WHAT TO WORK ON:
State the number of lines that contain the word "health", and add nothing else.

RECORDS FOR THIS TASK:
-- Start --
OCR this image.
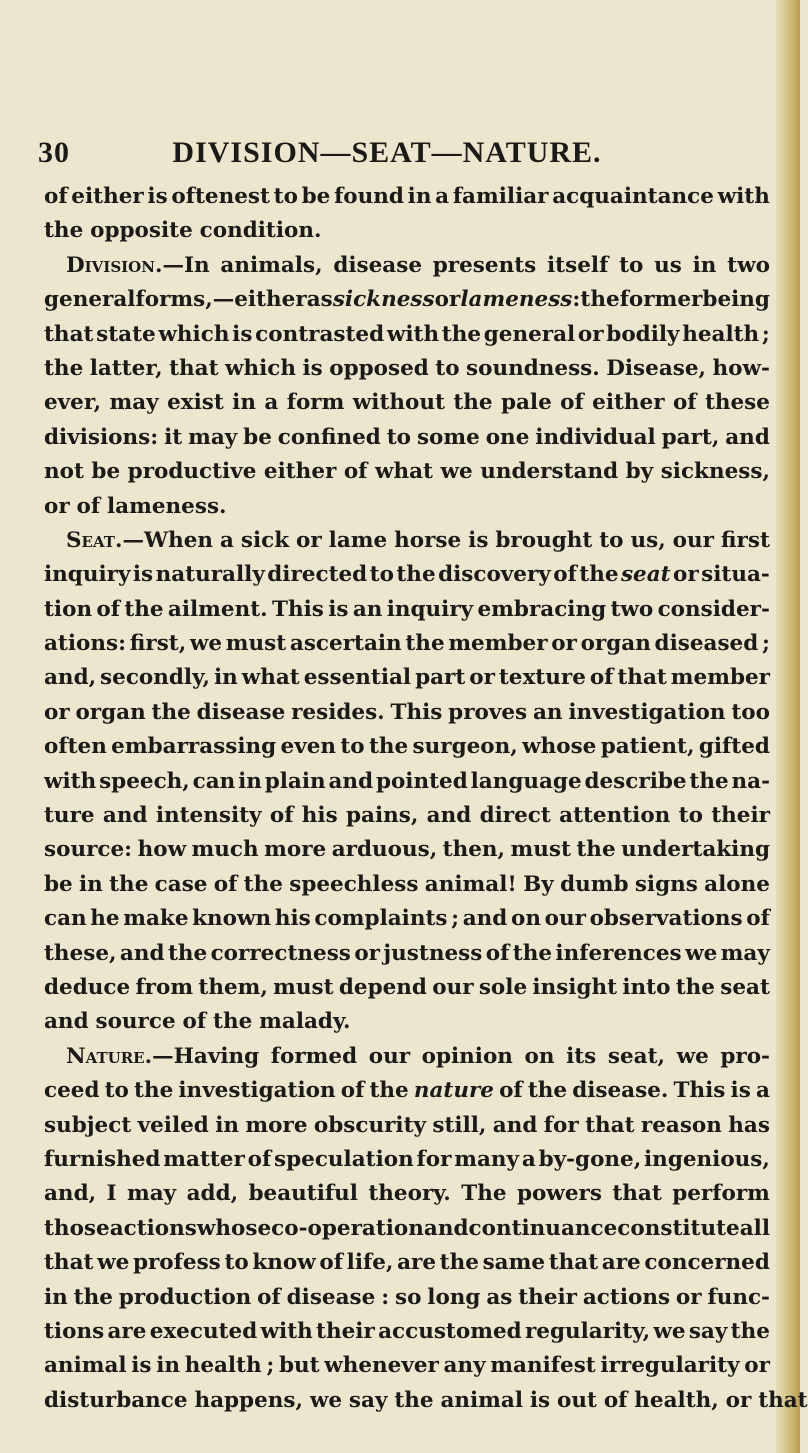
30	DIVISION—SEAT—NATURE.
of either is oftenest to be found in a familiar acquaintance with
the opposite condition.
Division.—In animals, disease presents itself to us in two
general forms,—either as sickness or lameness: the former being
that state which is contrasted with the general or bodily health ;
the latter, that which is opposed to soundness. Disease, how-
ever, may exist in a form without the pale of either of these
divisions: it may be confined to some one individual part, and
not be productive either of what we understand by sickness,
or of lameness.
Seat.—When a sick or lame horse is brought to us, our first
inquiry is naturally directed to the discovery of the seat or situa-
tion of the ailment. This is an inquiry embracing two consider-
ations: first, we must ascertain the member or organ diseased ;
and, secondly, in what essential part or texture of that member
or organ the disease resides. This proves an investigation too
often embarrassing even to the surgeon, whose patient, gifted
with speech, can in plain and pointed language describe the na-
ture and intensity of his pains, and direct attention to their
source: how much more arduous, then, must the undertaking
be in the case of the speechless animal! By dumb signs alone
can he make known his complaints ; and on our observations of
these, and the correctness or justness of the inferences we may
deduce from them, must depend our sole insight into the seat
and source of the malady.
Nature.—Having formed our opinion on its seat, we pro-
ceed to the investigation of the nature of the disease. This is a
subject veiled in more obscurity still, and for that reason has
furnished matter of speculation for many a by-gone, ingenious,
and, I may add, beautiful theory. The powers that perform
those actions whose co-operation and continuance constitute all
that we profess to know of life, are the same that are concerned
in the production of disease : so long as their actions or func-
tions are executed with their accustomed regularity, we say the
animal is in health ; but whenever any manifest irregularity or
disturbance happens, we say the animal is out of health, or that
-- End --
SOLUTION TO THIS PROBLEM:
3